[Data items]
========
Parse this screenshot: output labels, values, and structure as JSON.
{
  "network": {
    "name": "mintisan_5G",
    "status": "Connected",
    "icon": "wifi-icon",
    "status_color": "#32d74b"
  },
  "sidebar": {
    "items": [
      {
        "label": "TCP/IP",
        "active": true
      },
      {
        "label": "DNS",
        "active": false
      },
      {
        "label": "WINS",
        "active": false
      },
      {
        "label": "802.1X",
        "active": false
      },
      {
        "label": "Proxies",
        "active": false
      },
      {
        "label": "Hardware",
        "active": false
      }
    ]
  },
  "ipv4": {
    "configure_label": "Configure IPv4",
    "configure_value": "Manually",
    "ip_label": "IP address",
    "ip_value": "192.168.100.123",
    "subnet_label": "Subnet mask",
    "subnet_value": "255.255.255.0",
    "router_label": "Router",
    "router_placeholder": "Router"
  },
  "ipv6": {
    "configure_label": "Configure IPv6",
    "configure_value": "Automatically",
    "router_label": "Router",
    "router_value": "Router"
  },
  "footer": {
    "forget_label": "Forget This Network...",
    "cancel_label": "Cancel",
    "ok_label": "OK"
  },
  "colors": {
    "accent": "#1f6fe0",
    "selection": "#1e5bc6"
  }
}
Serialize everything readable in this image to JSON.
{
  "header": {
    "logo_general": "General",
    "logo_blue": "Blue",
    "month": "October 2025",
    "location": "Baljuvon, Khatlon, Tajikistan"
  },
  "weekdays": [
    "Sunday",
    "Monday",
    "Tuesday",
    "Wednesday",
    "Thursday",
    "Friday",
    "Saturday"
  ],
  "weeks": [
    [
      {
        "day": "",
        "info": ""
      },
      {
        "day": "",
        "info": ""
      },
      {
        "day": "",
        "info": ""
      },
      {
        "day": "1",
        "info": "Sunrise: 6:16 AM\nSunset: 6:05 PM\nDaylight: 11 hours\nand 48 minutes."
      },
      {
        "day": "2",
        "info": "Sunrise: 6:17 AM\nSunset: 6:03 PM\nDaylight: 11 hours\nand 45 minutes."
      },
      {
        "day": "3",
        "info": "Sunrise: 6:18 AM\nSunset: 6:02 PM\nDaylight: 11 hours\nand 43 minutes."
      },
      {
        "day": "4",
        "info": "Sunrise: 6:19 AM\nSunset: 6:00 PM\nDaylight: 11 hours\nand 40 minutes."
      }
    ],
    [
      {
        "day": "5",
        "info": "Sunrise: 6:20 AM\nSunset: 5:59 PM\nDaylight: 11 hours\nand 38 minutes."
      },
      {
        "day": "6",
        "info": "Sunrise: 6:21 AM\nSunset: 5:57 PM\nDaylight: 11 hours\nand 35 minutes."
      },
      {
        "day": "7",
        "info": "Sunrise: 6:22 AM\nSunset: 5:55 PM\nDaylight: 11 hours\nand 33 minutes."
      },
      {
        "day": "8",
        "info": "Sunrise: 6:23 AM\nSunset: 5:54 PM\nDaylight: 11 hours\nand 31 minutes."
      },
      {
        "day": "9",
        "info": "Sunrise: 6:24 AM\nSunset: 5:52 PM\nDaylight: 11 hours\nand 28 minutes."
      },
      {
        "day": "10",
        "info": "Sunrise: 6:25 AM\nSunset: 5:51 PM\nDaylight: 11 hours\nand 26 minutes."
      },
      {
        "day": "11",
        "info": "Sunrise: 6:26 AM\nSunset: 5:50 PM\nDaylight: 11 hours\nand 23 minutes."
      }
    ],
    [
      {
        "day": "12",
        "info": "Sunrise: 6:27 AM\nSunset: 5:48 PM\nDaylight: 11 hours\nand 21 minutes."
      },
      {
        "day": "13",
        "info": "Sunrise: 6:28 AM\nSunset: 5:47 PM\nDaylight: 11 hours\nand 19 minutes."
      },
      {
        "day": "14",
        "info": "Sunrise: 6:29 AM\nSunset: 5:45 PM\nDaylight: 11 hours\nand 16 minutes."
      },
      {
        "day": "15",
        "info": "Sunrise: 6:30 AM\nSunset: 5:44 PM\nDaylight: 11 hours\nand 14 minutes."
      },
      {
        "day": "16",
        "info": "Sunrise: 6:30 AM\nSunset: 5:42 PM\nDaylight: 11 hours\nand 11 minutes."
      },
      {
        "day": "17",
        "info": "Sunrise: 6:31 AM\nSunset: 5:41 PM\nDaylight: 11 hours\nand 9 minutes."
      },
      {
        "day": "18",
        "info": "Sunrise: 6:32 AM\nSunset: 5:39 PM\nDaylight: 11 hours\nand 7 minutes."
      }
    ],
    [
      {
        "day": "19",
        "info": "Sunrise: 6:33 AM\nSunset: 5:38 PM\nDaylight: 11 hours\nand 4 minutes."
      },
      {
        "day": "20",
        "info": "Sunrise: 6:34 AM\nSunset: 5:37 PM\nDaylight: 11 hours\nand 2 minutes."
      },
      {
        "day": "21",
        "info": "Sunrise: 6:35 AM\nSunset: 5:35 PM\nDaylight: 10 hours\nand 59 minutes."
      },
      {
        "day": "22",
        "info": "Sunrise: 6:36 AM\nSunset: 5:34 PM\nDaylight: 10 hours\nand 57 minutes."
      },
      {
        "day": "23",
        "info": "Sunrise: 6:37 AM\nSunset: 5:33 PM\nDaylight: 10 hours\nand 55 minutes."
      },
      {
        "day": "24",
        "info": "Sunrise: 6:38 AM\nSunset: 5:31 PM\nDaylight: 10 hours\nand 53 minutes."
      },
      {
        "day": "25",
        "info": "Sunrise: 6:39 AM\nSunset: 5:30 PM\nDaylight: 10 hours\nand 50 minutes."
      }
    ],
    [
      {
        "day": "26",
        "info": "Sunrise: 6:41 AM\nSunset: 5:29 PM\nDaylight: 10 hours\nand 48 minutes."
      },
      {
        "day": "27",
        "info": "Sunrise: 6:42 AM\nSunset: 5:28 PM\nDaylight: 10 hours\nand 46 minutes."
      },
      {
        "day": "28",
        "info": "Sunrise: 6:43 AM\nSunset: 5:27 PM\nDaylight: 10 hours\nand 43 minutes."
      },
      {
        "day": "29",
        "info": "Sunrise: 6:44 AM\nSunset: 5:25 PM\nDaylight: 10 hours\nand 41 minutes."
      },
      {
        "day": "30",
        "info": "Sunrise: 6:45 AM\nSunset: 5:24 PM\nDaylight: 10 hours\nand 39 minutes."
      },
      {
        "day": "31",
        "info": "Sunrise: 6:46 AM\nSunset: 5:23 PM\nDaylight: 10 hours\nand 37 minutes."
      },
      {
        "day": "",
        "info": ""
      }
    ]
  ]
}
========
Goal ▸ Each entry above needs to be retyped exactly.

Response ▸
Parse this screenshot: output labels, values, and structure as JSON.
{
  "network": {
    "name": "mintisan_5G",
    "status": "Connected",
    "icon": "wifi-icon",
    "status_color": "#32d74b"
  },
  "sidebar": {
    "items": [
      {
        "label": "TCP/IP",
        "active": true
      },
      {
        "label": "DNS",
        "active": false
      },
      {
        "label": "WINS",
        "active": false
      },
      {
        "label": "802.1X",
        "active": false
      },
      {
        "label": "Proxies",
        "active": false
      },
      {
        "label": "Hardware",
        "active": false
      }
    ]
  },
  "ipv4": {
    "configure_label": "Configure IPv4",
    "configure_value": "Manually",
    "ip_label": "IP address",
    "ip_value": "192.168.100.123",
    "subnet_label": "Subnet mask",
    "subnet_value": "255.255.255.0",
    "router_label": "Router",
    "router_placeholder": "Router"
  },
  "ipv6": {
    "configure_label": "Configure IPv6",
    "configure_value": "Automatically",
    "router_label": "Router",
    "router_value": "Router"
  },
  "footer": {
    "forget_label": "Forget This Network...",
    "cancel_label": "Cancel",
    "ok_label": "OK"
  },
  "colors": {
    "accent": "#1f6fe0",
    "selection": "#1e5bc6"
  }
}
Serialize everything readable in this image to JSON.
{
  "header": {
    "logo_general": "General",
    "logo_blue": "Blue",
    "month": "October 2025",
    "location": "Baljuvon, Khatlon, Tajikistan"
  },
  "weekdays": [
    "Sunday",
    "Monday",
    "Tuesday",
    "Wednesday",
    "Thursday",
    "Friday",
    "Saturday"
  ],
  "weeks": [
    [
      {
        "day": "",
        "info": ""
      },
      {
        "day": "",
        "info": ""
      },
      {
        "day": "",
        "info": ""
      },
      {
        "day": "1",
        "info": "Sunrise: 6:16 AM\nSunset: 6:05 PM\nDaylight: 11 hours\nand 48 minutes."
      },
      {
        "day": "2",
        "info": "Sunrise: 6:17 AM\nSunset: 6:03 PM\nDaylight: 11 hours\nand 45 minutes."
      },
      {
        "day": "3",
        "info": "Sunrise: 6:18 AM\nSunset: 6:02 PM\nDaylight: 11 hours\nand 43 minutes."
      },
      {
        "day": "4",
        "info": "Sunrise: 6:19 AM\nSunset: 6:00 PM\nDaylight: 11 hours\nand 40 minutes."
      }
    ],
    [
      {
        "day": "5",
        "info": "Sunrise: 6:20 AM\nSunset: 5:59 PM\nDaylight: 11 hours\nand 38 minutes."
      },
      {
        "day": "6",
        "info": "Sunrise: 6:21 AM\nSunset: 5:57 PM\nDaylight: 11 hours\nand 35 minutes."
      },
      {
        "day": "7",
        "info": "Sunrise: 6:22 AM\nSunset: 5:55 PM\nDaylight: 11 hours\nand 33 minutes."
      },
      {
        "day": "8",
        "info": "Sunrise: 6:23 AM\nSunset: 5:54 PM\nDaylight: 11 hours\nand 31 minutes."
      },
      {
        "day": "9",
        "info": "Sunrise: 6:24 AM\nSunset: 5:52 PM\nDaylight: 11 hours\nand 28 minutes."
      },
      {
        "day": "10",
        "info": "Sunrise: 6:25 AM\nSunset: 5:51 PM\nDaylight: 11 hours\nand 26 minutes."
      },
      {
        "day": "11",
        "info": "Sunrise: 6:26 AM\nSunset: 5:50 PM\nDaylight: 11 hours\nand 23 minutes."
      }
    ],
    [
      {
        "day": "12",
        "info": "Sunrise: 6:27 AM\nSunset: 5:48 PM\nDaylight: 11 hours\nand 21 minutes."
      },
      {
        "day": "13",
        "info": "Sunrise: 6:28 AM\nSunset: 5:47 PM\nDaylight: 11 hours\nand 19 minutes."
      },
      {
        "day": "14",
        "info": "Sunrise: 6:29 AM\nSunset: 5:45 PM\nDaylight: 11 hours\nand 16 minutes."
      },
      {
        "day": "15",
        "info": "Sunrise: 6:30 AM\nSunset: 5:44 PM\nDaylight: 11 hours\nand 14 minutes."
      },
      {
        "day": "16",
        "info": "Sunrise: 6:30 AM\nSunset: 5:42 PM\nDaylight: 11 hours\nand 11 minutes."
      },
      {
        "day": "17",
        "info": "Sunrise: 6:31 AM\nSunset: 5:41 PM\nDaylight: 11 hours\nand 9 minutes."
      },
      {
        "day": "18",
        "info": "Sunrise: 6:32 AM\nSunset: 5:39 PM\nDaylight: 11 hours\nand 7 minutes."
      }
    ],
    [
      {
        "day": "19",
        "info": "Sunrise: 6:33 AM\nSunset: 5:38 PM\nDaylight: 11 hours\nand 4 minutes."
      },
      {
        "day": "20",
        "info": "Sunrise: 6:34 AM\nSunset: 5:37 PM\nDaylight: 11 hours\nand 2 minutes."
      },
      {
        "day": "21",
        "info": "Sunrise: 6:35 AM\nSunset: 5:35 PM\nDaylight: 10 hours\nand 59 minutes."
      },
      {
        "day": "22",
        "info": "Sunrise: 6:36 AM\nSunset: 5:34 PM\nDaylight: 10 hours\nand 57 minutes."
      },
      {
        "day": "23",
        "info": "Sunrise: 6:37 AM\nSunset: 5:33 PM\nDaylight: 10 hours\nand 55 minutes."
      },
      {
        "day": "24",
        "info": "Sunrise: 6:38 AM\nSunset: 5:31 PM\nDaylight: 10 hours\nand 53 minutes."
      },
      {
        "day": "25",
        "info": "Sunrise: 6:39 AM\nSunset: 5:30 PM\nDaylight: 10 hours\nand 50 minutes."
      }
    ],
    [
      {
        "day": "26",
        "info": "Sunrise: 6:41 AM\nSunset: 5:29 PM\nDaylight: 10 hours\nand 48 minutes."
      },
      {
        "day": "27",
        "info": "Sunrise: 6:42 AM\nSunset: 5:28 PM\nDaylight: 10 hours\nand 46 minutes."
      },
      {
        "day": "28",
        "info": "Sunrise: 6:43 AM\nSunset: 5:27 PM\nDaylight: 10 hours\nand 43 minutes."
      },
      {
        "day": "29",
        "info": "Sunrise: 6:44 AM\nSunset: 5:25 PM\nDaylight: 10 hours\nand 41 minutes."
      },
      {
        "day": "30",
        "info": "Sunrise: 6:45 AM\nSunset: 5:24 PM\nDaylight: 10 hours\nand 39 minutes."
      },
      {
        "day": "31",
        "info": "Sunrise: 6:46 AM\nSunset: 5:23 PM\nDaylight: 10 hours\nand 37 minutes."
      },
      {
        "day": "",
        "info": ""
      }
    ]
  ]
}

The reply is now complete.